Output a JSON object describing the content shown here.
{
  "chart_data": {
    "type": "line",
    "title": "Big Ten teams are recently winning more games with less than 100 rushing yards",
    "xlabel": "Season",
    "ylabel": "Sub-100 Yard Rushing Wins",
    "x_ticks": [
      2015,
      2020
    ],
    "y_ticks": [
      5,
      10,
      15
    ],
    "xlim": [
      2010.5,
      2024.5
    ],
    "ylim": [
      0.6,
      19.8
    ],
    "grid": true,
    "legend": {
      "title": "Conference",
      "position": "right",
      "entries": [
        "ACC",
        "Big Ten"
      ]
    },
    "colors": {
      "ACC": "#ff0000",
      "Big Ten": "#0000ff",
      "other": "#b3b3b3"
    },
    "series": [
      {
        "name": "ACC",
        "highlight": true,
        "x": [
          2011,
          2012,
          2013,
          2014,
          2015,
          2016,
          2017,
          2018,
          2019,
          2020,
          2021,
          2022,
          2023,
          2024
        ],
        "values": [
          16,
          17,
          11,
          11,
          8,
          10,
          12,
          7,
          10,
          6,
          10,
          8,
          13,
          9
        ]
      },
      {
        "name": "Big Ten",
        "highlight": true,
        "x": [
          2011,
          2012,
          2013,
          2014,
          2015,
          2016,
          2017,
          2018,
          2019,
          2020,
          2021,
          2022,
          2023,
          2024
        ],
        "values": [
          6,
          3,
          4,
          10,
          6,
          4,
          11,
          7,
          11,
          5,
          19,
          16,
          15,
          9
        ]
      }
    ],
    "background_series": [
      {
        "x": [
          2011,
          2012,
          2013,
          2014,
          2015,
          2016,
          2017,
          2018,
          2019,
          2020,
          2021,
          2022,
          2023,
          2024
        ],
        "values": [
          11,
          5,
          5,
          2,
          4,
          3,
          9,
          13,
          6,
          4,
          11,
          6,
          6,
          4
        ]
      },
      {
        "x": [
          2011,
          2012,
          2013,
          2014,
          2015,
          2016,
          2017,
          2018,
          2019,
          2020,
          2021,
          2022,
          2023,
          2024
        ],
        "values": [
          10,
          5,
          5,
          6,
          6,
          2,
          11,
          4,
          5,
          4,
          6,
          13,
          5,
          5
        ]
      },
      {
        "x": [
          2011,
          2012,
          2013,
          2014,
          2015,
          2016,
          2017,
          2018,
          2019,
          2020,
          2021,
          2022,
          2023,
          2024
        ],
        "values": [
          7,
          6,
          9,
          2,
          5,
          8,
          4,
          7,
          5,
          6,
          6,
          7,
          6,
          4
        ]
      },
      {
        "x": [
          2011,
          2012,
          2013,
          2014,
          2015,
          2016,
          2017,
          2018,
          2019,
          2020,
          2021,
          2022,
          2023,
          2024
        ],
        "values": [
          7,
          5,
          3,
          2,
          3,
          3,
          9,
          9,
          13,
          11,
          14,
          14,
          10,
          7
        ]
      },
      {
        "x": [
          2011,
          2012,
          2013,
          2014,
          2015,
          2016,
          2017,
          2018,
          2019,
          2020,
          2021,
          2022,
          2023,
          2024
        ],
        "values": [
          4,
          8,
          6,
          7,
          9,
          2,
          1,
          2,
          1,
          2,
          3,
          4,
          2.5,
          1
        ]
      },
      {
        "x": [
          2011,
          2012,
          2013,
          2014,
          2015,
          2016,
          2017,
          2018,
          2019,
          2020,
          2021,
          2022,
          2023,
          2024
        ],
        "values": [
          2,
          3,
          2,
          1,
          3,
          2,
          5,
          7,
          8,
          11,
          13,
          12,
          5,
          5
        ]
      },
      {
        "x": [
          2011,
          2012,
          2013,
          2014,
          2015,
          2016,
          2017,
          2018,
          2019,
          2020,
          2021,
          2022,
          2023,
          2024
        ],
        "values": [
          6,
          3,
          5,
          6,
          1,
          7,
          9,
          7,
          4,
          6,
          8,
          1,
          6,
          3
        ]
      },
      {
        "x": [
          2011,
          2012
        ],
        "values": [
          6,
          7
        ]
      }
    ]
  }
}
= = = = = = =
Required work
Please restate the data word for word, every record included.

The answer
Output a JSON object describing the content shown here.
{
  "chart_data": {
    "type": "line",
    "title": "Big Ten teams are recently winning more games with less than 100 rushing yards",
    "xlabel": "Season",
    "ylabel": "Sub-100 Yard Rushing Wins",
    "x_ticks": [
      2015,
      2020
    ],
    "y_ticks": [
      5,
      10,
      15
    ],
    "xlim": [
      2010.5,
      2024.5
    ],
    "ylim": [
      0.6,
      19.8
    ],
    "grid": true,
    "legend": {
      "title": "Conference",
      "position": "right",
      "entries": [
        "ACC",
        "Big Ten"
      ]
    },
    "colors": {
      "ACC": "#ff0000",
      "Big Ten": "#0000ff",
      "other": "#b3b3b3"
    },
    "series": [
      {
        "name": "ACC",
        "highlight": true,
        "x": [
          2011,
          2012,
          2013,
          2014,
          2015,
          2016,
          2017,
          2018,
          2019,
          2020,
          2021,
          2022,
          2023,
          2024
        ],
        "values": [
          16,
          17,
          11,
          11,
          8,
          10,
          12,
          7,
          10,
          6,
          10,
          8,
          13,
          9
        ]
      },
      {
        "name": "Big Ten",
        "highlight": true,
        "x": [
          2011,
          2012,
          2013,
          2014,
          2015,
          2016,
          2017,
          2018,
          2019,
          2020,
          2021,
          2022,
          2023,
          2024
        ],
        "values": [
          6,
          3,
          4,
          10,
          6,
          4,
          11,
          7,
          11,
          5,
          19,
          16,
          15,
          9
        ]
      }
    ],
    "background_series": [
      {
        "x": [
          2011,
          2012,
          2013,
          2014,
          2015,
          2016,
          2017,
          2018,
          2019,
          2020,
          2021,
          2022,
          2023,
          2024
        ],
        "values": [
          11,
          5,
          5,
          2,
          4,
          3,
          9,
          13,
          6,
          4,
          11,
          6,
          6,
          4
        ]
      },
      {
        "x": [
          2011,
          2012,
          2013,
          2014,
          2015,
          2016,
          2017,
          2018,
          2019,
          2020,
          2021,
          2022,
          2023,
          2024
        ],
        "values": [
          10,
          5,
          5,
          6,
          6,
          2,
          11,
          4,
          5,
          4,
          6,
          13,
          5,
          5
        ]
      },
      {
        "x": [
          2011,
          2012,
          2013,
          2014,
          2015,
          2016,
          2017,
          2018,
          2019,
          2020,
          2021,
          2022,
          2023,
          2024
        ],
        "values": [
          7,
          6,
          9,
          2,
          5,
          8,
          4,
          7,
          5,
          6,
          6,
          7,
          6,
          4
        ]
      },
      {
        "x": [
          2011,
          2012,
          2013,
          2014,
          2015,
          2016,
          2017,
          2018,
          2019,
          2020,
          2021,
          2022,
          2023,
          2024
        ],
        "values": [
          7,
          5,
          3,
          2,
          3,
          3,
          9,
          9,
          13,
          11,
          14,
          14,
          10,
          7
        ]
      },
      {
        "x": [
          2011,
          2012,
          2013,
          2014,
          2015,
          2016,
          2017,
          2018,
          2019,
          2020,
          2021,
          2022,
          2023,
          2024
        ],
        "values": [
          4,
          8,
          6,
          7,
          9,
          2,
          1,
          2,
          1,
          2,
          3,
          4,
          2.5,
          1
        ]
      },
      {
        "x": [
          2011,
          2012,
          2013,
          2014,
          2015,
          2016,
          2017,
          2018,
          2019,
          2020,
          2021,
          2022,
          2023,
          2024
        ],
        "values": [
          2,
          3,
          2,
          1,
          3,
          2,
          5,
          7,
          8,
          11,
          13,
          12,
          5,
          5
        ]
      },
      {
        "x": [
          2011,
          2012,
          2013,
          2014,
          2015,
          2016,
          2017,
          2018,
          2019,
          2020,
          2021,
          2022,
          2023,
          2024
        ],
        "values": [
          6,
          3,
          5,
          6,
          1,
          7,
          9,
          7,
          4,
          6,
          8,
          1,
          6,
          3
        ]
      },
      {
        "x": [
          2011,
          2012
        ],
        "values": [
          6,
          7
        ]
      }
    ]
  }
}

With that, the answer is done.